/---

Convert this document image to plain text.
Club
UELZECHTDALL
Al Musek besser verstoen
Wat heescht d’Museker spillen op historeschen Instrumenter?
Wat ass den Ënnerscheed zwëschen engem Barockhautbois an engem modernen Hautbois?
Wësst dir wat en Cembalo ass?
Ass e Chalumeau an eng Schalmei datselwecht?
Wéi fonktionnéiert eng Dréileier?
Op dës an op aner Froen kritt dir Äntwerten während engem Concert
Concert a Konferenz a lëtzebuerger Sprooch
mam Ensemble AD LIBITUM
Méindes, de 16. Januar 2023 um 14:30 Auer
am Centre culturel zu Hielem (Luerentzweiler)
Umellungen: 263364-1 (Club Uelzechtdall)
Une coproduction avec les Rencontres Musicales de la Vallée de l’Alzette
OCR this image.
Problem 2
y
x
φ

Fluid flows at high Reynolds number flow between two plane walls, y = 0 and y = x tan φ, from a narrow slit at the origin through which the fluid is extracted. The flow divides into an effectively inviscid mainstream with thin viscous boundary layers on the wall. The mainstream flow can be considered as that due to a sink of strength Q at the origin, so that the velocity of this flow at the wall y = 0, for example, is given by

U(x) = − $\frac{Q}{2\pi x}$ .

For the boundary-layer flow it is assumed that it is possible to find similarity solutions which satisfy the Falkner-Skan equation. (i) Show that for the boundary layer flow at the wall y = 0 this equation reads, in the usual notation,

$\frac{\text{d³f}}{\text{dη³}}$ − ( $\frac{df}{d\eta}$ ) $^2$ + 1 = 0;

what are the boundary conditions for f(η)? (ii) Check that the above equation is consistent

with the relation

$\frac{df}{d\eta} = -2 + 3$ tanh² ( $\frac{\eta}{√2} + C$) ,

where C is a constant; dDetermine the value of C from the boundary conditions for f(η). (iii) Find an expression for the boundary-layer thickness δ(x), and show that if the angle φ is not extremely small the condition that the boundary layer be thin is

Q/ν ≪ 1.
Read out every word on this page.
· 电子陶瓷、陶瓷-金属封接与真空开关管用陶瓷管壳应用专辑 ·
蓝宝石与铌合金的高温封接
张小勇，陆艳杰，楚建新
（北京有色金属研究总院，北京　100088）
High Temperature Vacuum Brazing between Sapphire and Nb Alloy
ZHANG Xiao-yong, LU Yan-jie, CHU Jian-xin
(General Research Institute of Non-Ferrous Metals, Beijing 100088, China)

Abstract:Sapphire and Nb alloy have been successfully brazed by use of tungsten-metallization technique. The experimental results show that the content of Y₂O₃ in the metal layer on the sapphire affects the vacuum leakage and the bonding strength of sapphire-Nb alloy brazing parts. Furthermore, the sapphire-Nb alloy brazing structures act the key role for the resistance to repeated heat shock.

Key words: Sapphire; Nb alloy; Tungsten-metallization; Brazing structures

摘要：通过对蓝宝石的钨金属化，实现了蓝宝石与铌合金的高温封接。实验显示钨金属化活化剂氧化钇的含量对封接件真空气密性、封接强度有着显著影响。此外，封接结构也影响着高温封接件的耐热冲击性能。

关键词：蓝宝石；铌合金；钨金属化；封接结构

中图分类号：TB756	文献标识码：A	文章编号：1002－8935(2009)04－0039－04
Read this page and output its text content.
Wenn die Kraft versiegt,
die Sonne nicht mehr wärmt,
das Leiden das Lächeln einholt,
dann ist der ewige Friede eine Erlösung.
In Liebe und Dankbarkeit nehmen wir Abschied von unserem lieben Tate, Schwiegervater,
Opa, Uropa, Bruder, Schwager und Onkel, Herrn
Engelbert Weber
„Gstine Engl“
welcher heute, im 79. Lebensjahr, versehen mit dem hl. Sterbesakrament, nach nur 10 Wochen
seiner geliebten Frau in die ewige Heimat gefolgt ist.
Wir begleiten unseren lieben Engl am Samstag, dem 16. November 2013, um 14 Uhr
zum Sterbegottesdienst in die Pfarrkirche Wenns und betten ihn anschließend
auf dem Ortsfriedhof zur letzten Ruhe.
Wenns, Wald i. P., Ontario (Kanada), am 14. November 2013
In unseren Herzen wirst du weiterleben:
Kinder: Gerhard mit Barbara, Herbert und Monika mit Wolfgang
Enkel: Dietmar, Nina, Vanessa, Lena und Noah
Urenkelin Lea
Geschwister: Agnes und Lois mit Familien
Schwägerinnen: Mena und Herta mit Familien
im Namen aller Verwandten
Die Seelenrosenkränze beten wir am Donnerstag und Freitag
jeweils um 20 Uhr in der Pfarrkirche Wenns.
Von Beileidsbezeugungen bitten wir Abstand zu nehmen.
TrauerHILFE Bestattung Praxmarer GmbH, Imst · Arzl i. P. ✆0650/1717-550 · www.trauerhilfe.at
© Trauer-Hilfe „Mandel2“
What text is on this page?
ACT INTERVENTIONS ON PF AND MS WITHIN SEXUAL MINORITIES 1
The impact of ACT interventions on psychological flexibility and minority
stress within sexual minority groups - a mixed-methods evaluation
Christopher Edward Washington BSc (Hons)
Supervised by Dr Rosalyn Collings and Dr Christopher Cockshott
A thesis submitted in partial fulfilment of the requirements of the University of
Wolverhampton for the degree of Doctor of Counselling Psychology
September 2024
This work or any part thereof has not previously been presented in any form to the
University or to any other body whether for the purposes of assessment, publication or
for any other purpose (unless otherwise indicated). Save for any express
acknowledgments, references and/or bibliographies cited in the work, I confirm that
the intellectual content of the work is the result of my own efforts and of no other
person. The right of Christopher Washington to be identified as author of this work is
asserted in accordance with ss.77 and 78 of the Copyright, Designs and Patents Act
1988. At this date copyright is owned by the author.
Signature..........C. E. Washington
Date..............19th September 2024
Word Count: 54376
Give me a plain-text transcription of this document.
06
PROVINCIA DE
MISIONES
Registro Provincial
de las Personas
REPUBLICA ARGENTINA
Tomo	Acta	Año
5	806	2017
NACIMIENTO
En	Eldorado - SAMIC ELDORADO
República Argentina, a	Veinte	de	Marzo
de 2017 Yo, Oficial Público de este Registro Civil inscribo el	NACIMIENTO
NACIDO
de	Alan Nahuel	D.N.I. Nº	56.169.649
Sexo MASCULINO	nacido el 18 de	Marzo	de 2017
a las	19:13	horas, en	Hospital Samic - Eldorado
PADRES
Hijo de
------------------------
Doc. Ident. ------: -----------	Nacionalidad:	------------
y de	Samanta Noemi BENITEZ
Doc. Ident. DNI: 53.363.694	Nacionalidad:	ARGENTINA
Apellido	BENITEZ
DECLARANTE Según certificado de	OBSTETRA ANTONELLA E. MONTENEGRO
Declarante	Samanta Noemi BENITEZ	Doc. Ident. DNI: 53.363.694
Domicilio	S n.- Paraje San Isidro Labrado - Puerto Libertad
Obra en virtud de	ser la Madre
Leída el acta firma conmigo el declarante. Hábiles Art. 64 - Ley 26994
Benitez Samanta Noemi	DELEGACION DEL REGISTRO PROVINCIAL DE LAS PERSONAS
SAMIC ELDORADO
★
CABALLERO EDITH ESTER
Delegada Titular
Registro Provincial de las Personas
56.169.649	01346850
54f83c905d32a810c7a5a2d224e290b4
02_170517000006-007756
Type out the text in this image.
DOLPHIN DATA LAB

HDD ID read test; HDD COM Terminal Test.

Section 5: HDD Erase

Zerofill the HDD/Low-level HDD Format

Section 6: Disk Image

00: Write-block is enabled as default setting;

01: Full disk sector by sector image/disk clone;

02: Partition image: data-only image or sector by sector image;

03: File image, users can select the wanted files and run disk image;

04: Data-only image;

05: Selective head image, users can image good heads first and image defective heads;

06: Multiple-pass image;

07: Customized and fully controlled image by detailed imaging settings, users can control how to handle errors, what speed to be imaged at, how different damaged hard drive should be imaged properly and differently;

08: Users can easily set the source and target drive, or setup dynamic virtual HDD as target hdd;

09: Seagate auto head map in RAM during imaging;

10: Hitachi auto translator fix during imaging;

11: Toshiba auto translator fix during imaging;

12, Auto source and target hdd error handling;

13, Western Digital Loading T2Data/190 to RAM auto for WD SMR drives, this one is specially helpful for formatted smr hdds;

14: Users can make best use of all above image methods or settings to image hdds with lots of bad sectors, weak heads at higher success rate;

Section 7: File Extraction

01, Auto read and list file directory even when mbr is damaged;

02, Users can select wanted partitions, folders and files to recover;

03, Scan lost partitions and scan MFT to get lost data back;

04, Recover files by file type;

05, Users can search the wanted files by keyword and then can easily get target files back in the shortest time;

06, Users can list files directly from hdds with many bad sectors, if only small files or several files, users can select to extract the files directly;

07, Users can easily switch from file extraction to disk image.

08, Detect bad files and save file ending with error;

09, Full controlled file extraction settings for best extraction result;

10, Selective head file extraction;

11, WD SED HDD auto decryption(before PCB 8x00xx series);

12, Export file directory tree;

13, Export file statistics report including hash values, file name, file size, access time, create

\---

◆ WORK TO DO: Copy out every line from the data above that has "nehmen" in it.

◆ RESULT:
In Liebe und Dankbarkeit nehmen wir Abschied von unserem lieben Tate, Schwiegervater,
Von Beileidsbezeugungen bitten wir Abstand zu nehmen.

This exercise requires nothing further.